*Task to complete:*
Reproduce the listing below with every "table-cell" renamed to "grid-entry", leaving everything else unchanged and omitting the pictures.

## START Record excerpts

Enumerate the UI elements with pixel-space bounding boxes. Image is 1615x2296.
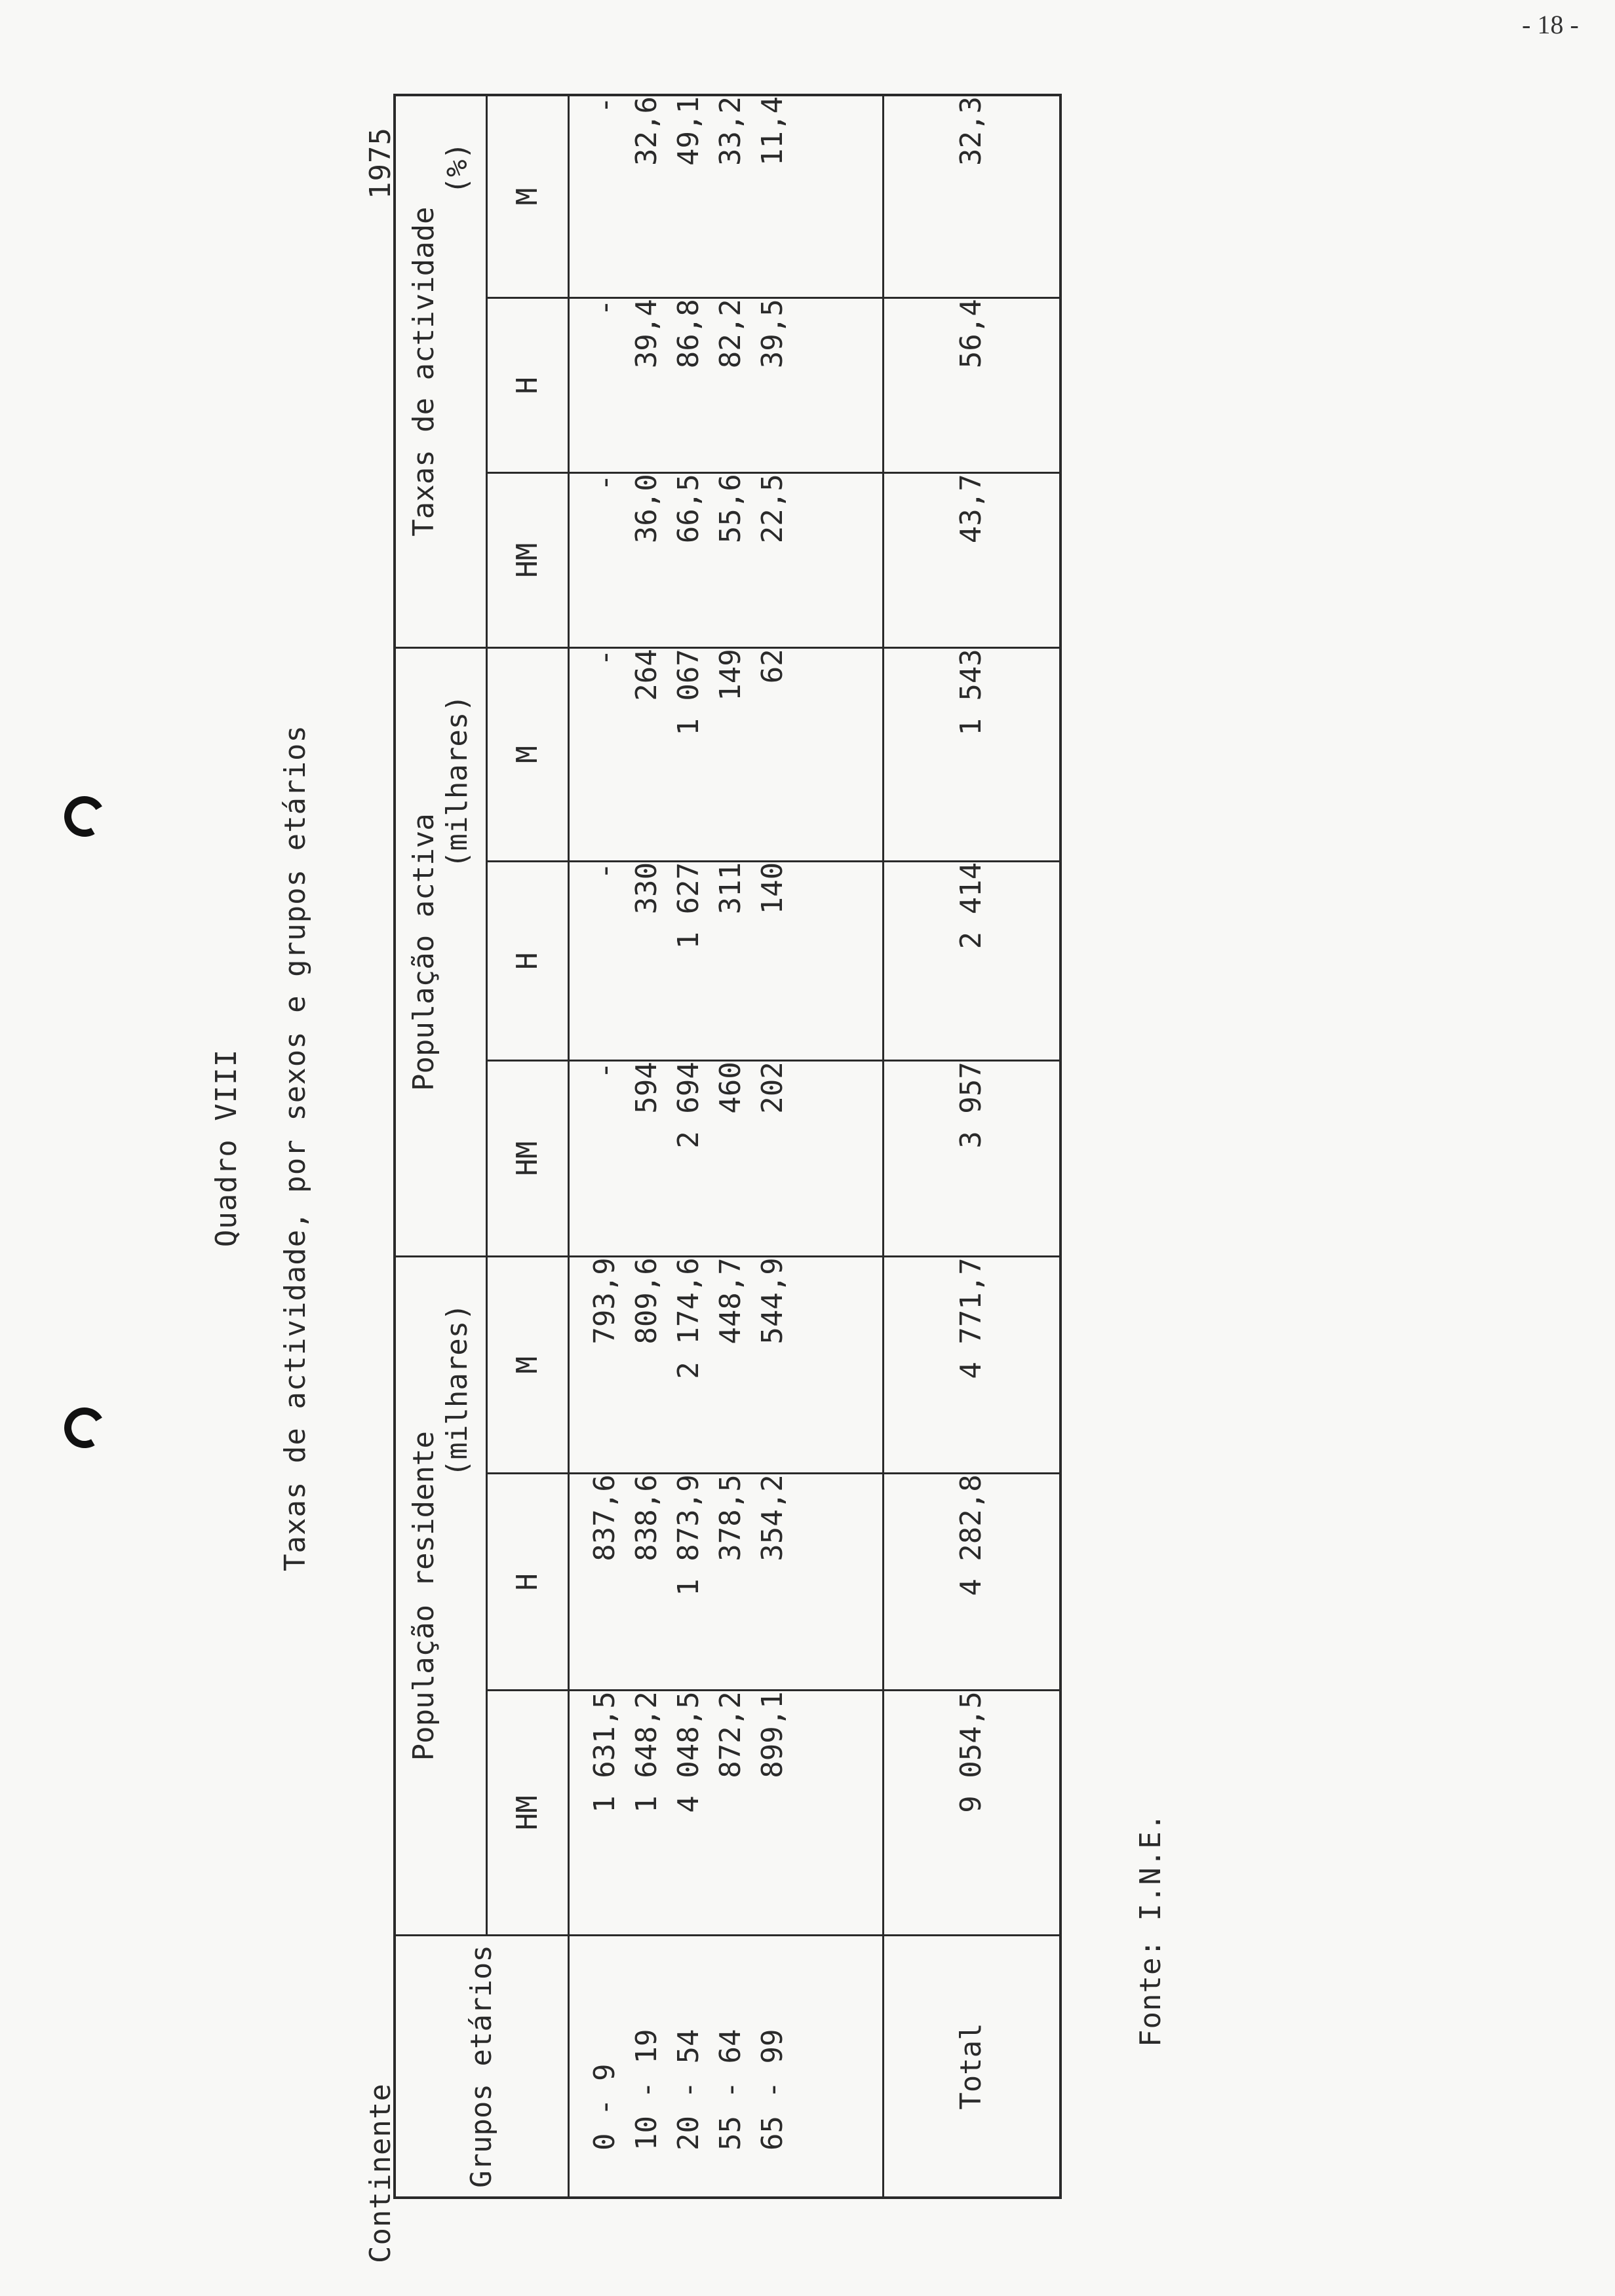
table-cell: 11,4 [755, 96, 789, 166]
resident-population-unit: (milhares) [440, 1303, 475, 1478]
total-act-h: 2 414 [883, 861, 1060, 1060]
table-cell: 809,6 [629, 1257, 663, 1345]
table-cell: 1 627 [671, 862, 705, 949]
table-cell: 55,6 [713, 474, 747, 544]
total-res-h: 4 282,8 [883, 1474, 1060, 1691]
table-cell: - [587, 474, 621, 491]
resident-population-title: População residente [407, 1430, 441, 1761]
tax-h-column [568, 298, 883, 473]
table-cell: - [587, 96, 621, 114]
table-cell: - [587, 299, 621, 316]
subheader-res-h: H [486, 1474, 568, 1691]
total-act-m: 1 543 [883, 648, 1060, 862]
total-tax-m: 32,3 [883, 95, 1060, 298]
year-label: 1975 [364, 127, 397, 199]
age-groups-header: Grupos etários [395, 1936, 568, 2198]
subheader-act-m: M [486, 648, 568, 862]
table-cell: 594 [629, 1062, 663, 1114]
table-cell: 837,6 [587, 1474, 621, 1561]
table-cell: 140 [755, 862, 789, 915]
table-cell: 264 [629, 649, 663, 701]
total-label: Total [883, 1936, 1060, 2198]
table-cell: 1 873,9 [671, 1474, 705, 1596]
table-cell: 1 067 [671, 649, 705, 736]
table-cell: 39,5 [755, 299, 789, 369]
table-title: Quadro VIII [210, 1048, 243, 1248]
table-cell: 2 694 [671, 1062, 705, 1149]
activity-rates-unit: (%) [440, 142, 475, 195]
total-res-hm: 9 054,5 [883, 1691, 1060, 1936]
table-cell: - [587, 649, 621, 666]
table-cell: 49,1 [671, 96, 705, 166]
active-population-title: População activa [407, 813, 441, 1092]
table-cell: 55 - 64 [713, 2029, 747, 2151]
table-cell: 62 [755, 649, 789, 684]
table-cell: 1 648,2 [629, 1691, 663, 1813]
subheader-tax-h: H [486, 298, 568, 473]
act-h-column [568, 861, 883, 1060]
table-cell: 32,6 [629, 96, 663, 166]
res-hm-column [568, 1691, 883, 1936]
table-cell: 378,5 [713, 1474, 747, 1561]
table-cell: 10 - 19 [629, 2029, 663, 2151]
table-cell: 793,9 [587, 1257, 621, 1345]
subheader-act-hm: HM [486, 1061, 568, 1257]
active-population-unit: (milhares) [440, 695, 475, 869]
resident-population-header [395, 1257, 486, 1936]
table-cell: 0 - 9 [587, 2063, 621, 2151]
table-cell: 149 [713, 649, 747, 701]
total-act-hm: 3 957 [883, 1061, 1060, 1257]
table-cell: 1 631,5 [587, 1691, 621, 1813]
table-cell: 66,5 [671, 474, 705, 544]
age-groups-column [568, 1936, 883, 2198]
table-subtitle: Taxas de actividade, por sexos e grupos etários [279, 724, 312, 1572]
table-cell: 872,2 [713, 1691, 747, 1778]
table-cell: 65 - 99 [755, 2029, 789, 2151]
table-cell: 838,6 [629, 1474, 663, 1561]
table-cell: 544,9 [755, 1257, 789, 1345]
res-m-column [568, 1257, 883, 1474]
table-cell: 82,2 [713, 299, 747, 369]
res-h-column [568, 1474, 883, 1691]
table-cell: - [587, 862, 621, 880]
table-cell: 33,2 [713, 96, 747, 166]
total-tax-hm: 43,7 [883, 473, 1060, 648]
subheader-tax-m: M [486, 95, 568, 298]
table-cell: 2 174,6 [671, 1257, 705, 1379]
table-cell: 39,4 [629, 299, 663, 369]
table-cell: 36,0 [629, 474, 663, 544]
table-cell: - [587, 1062, 621, 1079]
table-cell: 86,8 [671, 299, 705, 369]
table-cell: 202 [755, 1062, 789, 1114]
table-cell: 22,5 [755, 474, 789, 544]
tax-m-column [568, 95, 883, 298]
table-cell: 4 048,5 [671, 1691, 705, 1813]
act-hm-column [568, 1061, 883, 1257]
table-cell: 330 [629, 862, 663, 915]
table-cell: 460 [713, 1062, 747, 1114]
table-cell: 20 - 54 [671, 2029, 705, 2151]
page-number: - 18 - [1522, 10, 1579, 39]
act-m-column [568, 648, 883, 862]
activity-rates-table [393, 94, 1062, 2199]
table-cell: 899,1 [755, 1691, 789, 1778]
table-cell: 311 [713, 862, 747, 915]
subheader-tax-hm: HM [486, 473, 568, 648]
activity-rates-header [395, 95, 486, 648]
tax-hm-column [568, 473, 883, 648]
subheader-res-m: M [486, 1257, 568, 1474]
source-note: Fonte: I.N.E. [1134, 1812, 1167, 2047]
activity-rates-title: Taxas de actividade [407, 206, 441, 537]
active-population-header [395, 648, 486, 1257]
total-tax-h: 56,4 [883, 298, 1060, 473]
subheader-act-h: H [486, 861, 568, 1060]
region-label: Continente [364, 2083, 397, 2263]
table-cell: 354,2 [755, 1474, 789, 1561]
total-res-m: 4 771,7 [883, 1257, 1060, 1474]
table-cell: 448,7 [713, 1257, 747, 1345]
subheader-res-hm: HM [486, 1691, 568, 1936]
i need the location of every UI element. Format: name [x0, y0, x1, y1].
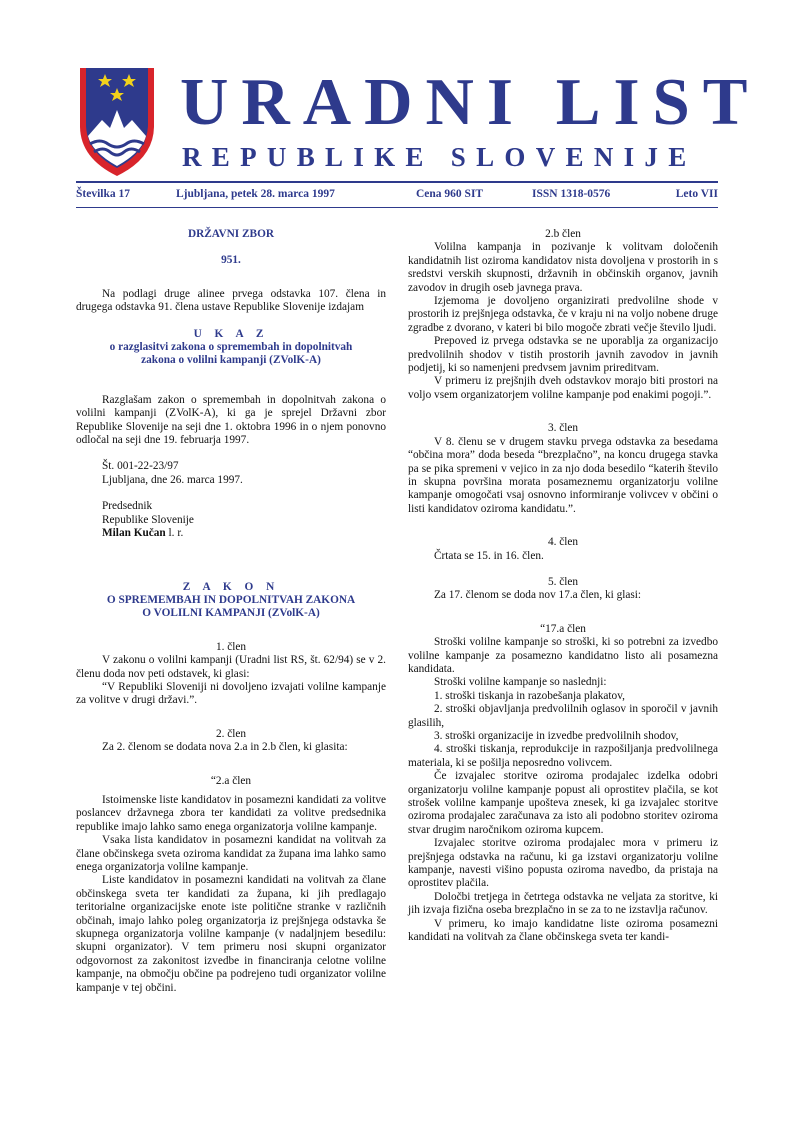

## END Record excerpts

*Response to this task:*
Enumerate the UI elements with pixel-space bounding boxes. Image is 1615x2296.
grid-entry: 11,4 [755, 96, 789, 166]
resident-population-unit: (milhares) [440, 1303, 475, 1478]
total-act-h: 2 414 [883, 861, 1060, 1060]
grid-entry: 809,6 [629, 1257, 663, 1345]
grid-entry: 1 627 [671, 862, 705, 949]
grid-entry: 55,6 [713, 474, 747, 544]
total-res-h: 4 282,8 [883, 1474, 1060, 1691]
grid-entry: - [587, 474, 621, 491]
resident-population-title: População residente [407, 1430, 441, 1761]
tax-h-column [568, 298, 883, 473]
grid-entry: - [587, 96, 621, 114]
grid-entry: - [587, 299, 621, 316]
subheader-res-h: H [486, 1474, 568, 1691]
total-act-m: 1 543 [883, 648, 1060, 862]
total-tax-m: 32,3 [883, 95, 1060, 298]
year-label: 1975 [364, 127, 397, 199]
age-groups-header: Grupos etários [395, 1936, 568, 2198]
subheader-act-m: M [486, 648, 568, 862]
grid-entry: 594 [629, 1062, 663, 1114]
grid-entry: 837,6 [587, 1474, 621, 1561]
grid-entry: 140 [755, 862, 789, 915]
grid-entry: 264 [629, 649, 663, 701]
total-label: Total [883, 1936, 1060, 2198]
grid-entry: 1 873,9 [671, 1474, 705, 1596]
grid-entry: 1 067 [671, 649, 705, 736]
grid-entry: 39,5 [755, 299, 789, 369]
table-title: Quadro VIII [210, 1048, 243, 1248]
grid-entry: 2 694 [671, 1062, 705, 1149]
activity-rates-unit: (%) [440, 142, 475, 195]
total-res-hm: 9 054,5 [883, 1691, 1060, 1936]
grid-entry: - [587, 649, 621, 666]
grid-entry: 49,1 [671, 96, 705, 166]
active-population-title: População activa [407, 813, 441, 1092]
grid-entry: 55 - 64 [713, 2029, 747, 2151]
grid-entry: 62 [755, 649, 789, 684]
grid-entry: 1 648,2 [629, 1691, 663, 1813]
subheader-tax-h: H [486, 298, 568, 473]
act-h-column [568, 861, 883, 1060]
grid-entry: 32,6 [629, 96, 663, 166]
res-hm-column [568, 1691, 883, 1936]
grid-entry: 378,5 [713, 1474, 747, 1561]
grid-entry: 10 - 19 [629, 2029, 663, 2151]
grid-entry: 793,9 [587, 1257, 621, 1345]
subheader-act-hm: HM [486, 1061, 568, 1257]
active-population-unit: (milhares) [440, 695, 475, 869]
resident-population-header [395, 1257, 486, 1936]
grid-entry: 0 - 9 [587, 2063, 621, 2151]
grid-entry: 149 [713, 649, 747, 701]
total-act-hm: 3 957 [883, 1061, 1060, 1257]
grid-entry: 1 631,5 [587, 1691, 621, 1813]
grid-entry: 66,5 [671, 474, 705, 544]
age-groups-column [568, 1936, 883, 2198]
table-subtitle: Taxas de actividade, por sexos e grupos etários [279, 724, 312, 1572]
grid-entry: 872,2 [713, 1691, 747, 1778]
grid-entry: 65 - 99 [755, 2029, 789, 2151]
grid-entry: 838,6 [629, 1474, 663, 1561]
grid-entry: 544,9 [755, 1257, 789, 1345]
res-m-column [568, 1257, 883, 1474]
grid-entry: 82,2 [713, 299, 747, 369]
res-h-column [568, 1474, 883, 1691]
grid-entry: - [587, 862, 621, 880]
grid-entry: 33,2 [713, 96, 747, 166]
total-tax-hm: 43,7 [883, 473, 1060, 648]
subheader-tax-m: M [486, 95, 568, 298]
grid-entry: 2 174,6 [671, 1257, 705, 1379]
grid-entry: 39,4 [629, 299, 663, 369]
grid-entry: 36,0 [629, 474, 663, 544]
grid-entry: - [587, 1062, 621, 1079]
grid-entry: 86,8 [671, 299, 705, 369]
grid-entry: 202 [755, 1062, 789, 1114]
grid-entry: 22,5 [755, 474, 789, 544]
tax-m-column [568, 95, 883, 298]
grid-entry: 4 048,5 [671, 1691, 705, 1813]
act-hm-column [568, 1061, 883, 1257]
grid-entry: 330 [629, 862, 663, 915]
grid-entry: 460 [713, 1062, 747, 1114]
grid-entry: 20 - 54 [671, 2029, 705, 2151]
page-number: - 18 - [1522, 10, 1579, 39]
act-m-column [568, 648, 883, 862]
activity-rates-table [393, 94, 1062, 2199]
grid-entry: 899,1 [755, 1691, 789, 1778]
grid-entry: 311 [713, 862, 747, 915]
subheader-tax-hm: HM [486, 473, 568, 648]
activity-rates-header [395, 95, 486, 648]
tax-hm-column [568, 473, 883, 648]
subheader-res-m: M [486, 1257, 568, 1474]
source-note: Fonte: I.N.E. [1134, 1812, 1167, 2047]
activity-rates-title: Taxas de actividade [407, 206, 441, 537]
active-population-header [395, 648, 486, 1257]
total-tax-h: 56,4 [883, 298, 1060, 473]
subheader-act-h: H [486, 861, 568, 1060]
region-label: Continente [364, 2083, 397, 2263]
grid-entry: 354,2 [755, 1474, 789, 1561]
total-res-m: 4 771,7 [883, 1257, 1060, 1474]
grid-entry: 448,7 [713, 1257, 747, 1345]
subheader-res-hm: HM [486, 1691, 568, 1936]
i need the location of every UI element. Format: name [x0, y0, x1, y1].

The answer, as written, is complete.